# What the task requires:
Reproduce every record below exactly as written, but leave out any pictures.

# The data:
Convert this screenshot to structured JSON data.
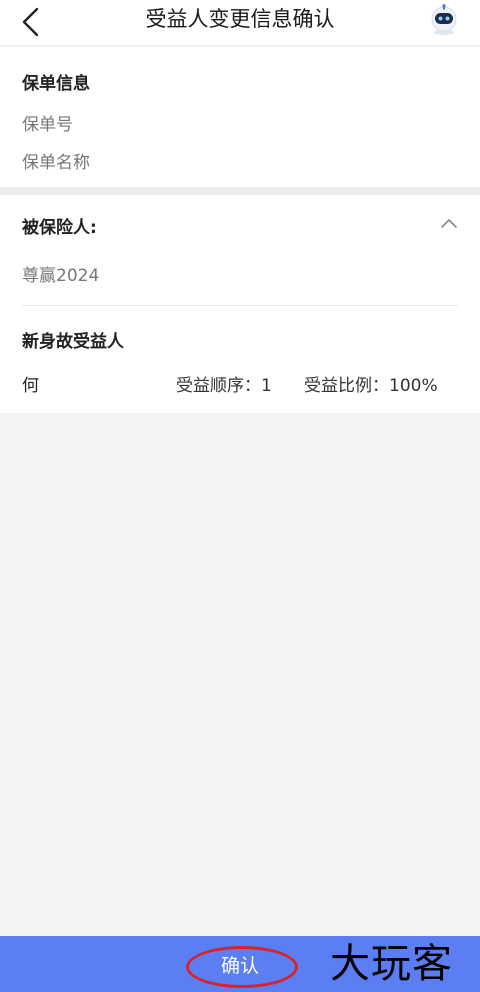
{
  "header": {
    "title": "受益人变更信息确认",
    "back_icon": "chevron-left-icon",
    "robot_icon": "robot-assistant-icon"
  },
  "policy": {
    "section_title": "保单信息",
    "policy_number_label": "保单号",
    "policy_name_label": "保单名称"
  },
  "insured": {
    "section_title": "被保险人:",
    "product_name": "尊赢2024",
    "collapse_icon": "chevron-up-icon"
  },
  "beneficiary": {
    "section_title": "新身故受益人",
    "name": "何",
    "order": "受益顺序：1",
    "ratio": "受益比例：100%"
  },
  "footer": {
    "confirm_label": "确认",
    "watermark": "大玩客",
    "bar_color": "#5b7ff2",
    "highlight_color": "#d8232a"
  }
}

# Result of the exercise:
Convert this screenshot to structured JSON data.
{
  "header": {
    "title": "受益人变更信息确认",
    "back_icon": "chevron-left-icon",
    "robot_icon": "robot-assistant-icon"
  },
  "policy": {
    "section_title": "保单信息",
    "policy_number_label": "保单号",
    "policy_name_label": "保单名称"
  },
  "insured": {
    "section_title": "被保险人:",
    "product_name": "尊赢2024",
    "collapse_icon": "chevron-up-icon"
  },
  "beneficiary": {
    "section_title": "新身故受益人",
    "name": "何",
    "order": "受益顺序：1",
    "ratio": "受益比例：100%"
  },
  "footer": {
    "confirm_label": "确认",
    "watermark": "大玩客",
    "bar_color": "#5b7ff2",
    "highlight_color": "#d8232a"
  }
}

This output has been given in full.